## Records shown:
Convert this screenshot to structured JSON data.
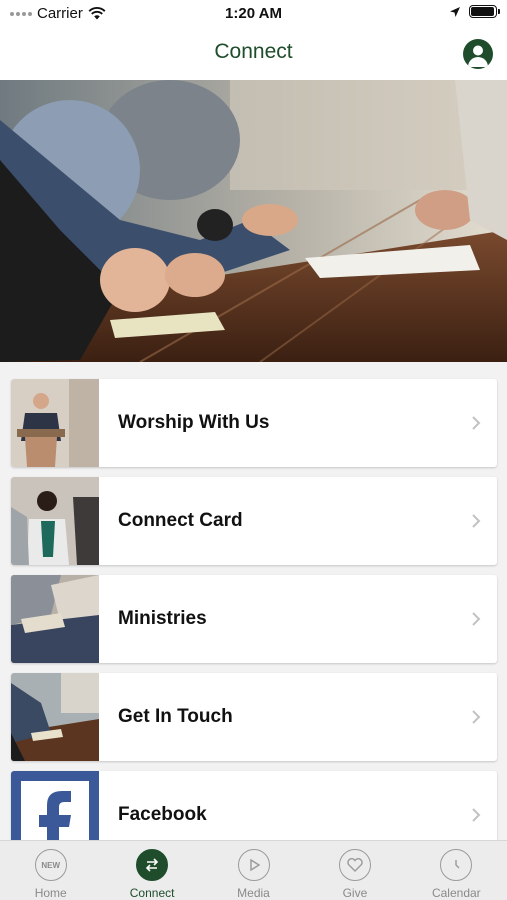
{
  "status_bar": {
    "carrier": "Carrier",
    "time": "1:20 AM",
    "battery_level": 0.95
  },
  "header": {
    "title": "Connect",
    "profile_icon": "person-icon"
  },
  "hero": {
    "description_icon": "meeting-photo"
  },
  "cards": [
    {
      "label": "Worship With Us",
      "thumb": "preacher-photo"
    },
    {
      "label": "Connect Card",
      "thumb": "people-talking-photo"
    },
    {
      "label": "Ministries",
      "thumb": "bible-study-photo"
    },
    {
      "label": "Get In Touch",
      "thumb": "group-table-photo"
    },
    {
      "label": "Facebook",
      "thumb": "facebook-logo"
    }
  ],
  "tabs": [
    {
      "label": "Home",
      "icon": "new-badge-icon",
      "badge": "NEW",
      "active": false
    },
    {
      "label": "Connect",
      "icon": "arrows-exchange-icon",
      "active": true
    },
    {
      "label": "Media",
      "icon": "play-icon",
      "active": false
    },
    {
      "label": "Give",
      "icon": "heart-icon",
      "active": false
    },
    {
      "label": "Calendar",
      "icon": "clock-icon",
      "active": false
    }
  ],
  "colors": {
    "brand_green": "#1f4d2c",
    "facebook_blue": "#3b5998",
    "tab_inactive": "#8a8a8a"
  }
}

## Work to do:
The pictures should not appear in the copy; every other part of the records above must be returned exactly.

## Output for this exercise:
Convert this screenshot to structured JSON data.
{
  "status_bar": {
    "carrier": "Carrier",
    "time": "1:20 AM",
    "battery_level": 0.95
  },
  "header": {
    "title": "Connect",
    "profile_icon": "person-icon"
  },
  "hero": {
    "description_icon": "meeting-photo"
  },
  "cards": [
    {
      "label": "Worship With Us",
      "thumb": "preacher-photo"
    },
    {
      "label": "Connect Card",
      "thumb": "people-talking-photo"
    },
    {
      "label": "Ministries",
      "thumb": "bible-study-photo"
    },
    {
      "label": "Get In Touch",
      "thumb": "group-table-photo"
    },
    {
      "label": "Facebook",
      "thumb": "facebook-logo"
    }
  ],
  "tabs": [
    {
      "label": "Home",
      "icon": "new-badge-icon",
      "badge": "NEW",
      "active": false
    },
    {
      "label": "Connect",
      "icon": "arrows-exchange-icon",
      "active": true
    },
    {
      "label": "Media",
      "icon": "play-icon",
      "active": false
    },
    {
      "label": "Give",
      "icon": "heart-icon",
      "active": false
    },
    {
      "label": "Calendar",
      "icon": "clock-icon",
      "active": false
    }
  ],
  "colors": {
    "brand_green": "#1f4d2c",
    "facebook_blue": "#3b5998",
    "tab_inactive": "#8a8a8a"
  }
}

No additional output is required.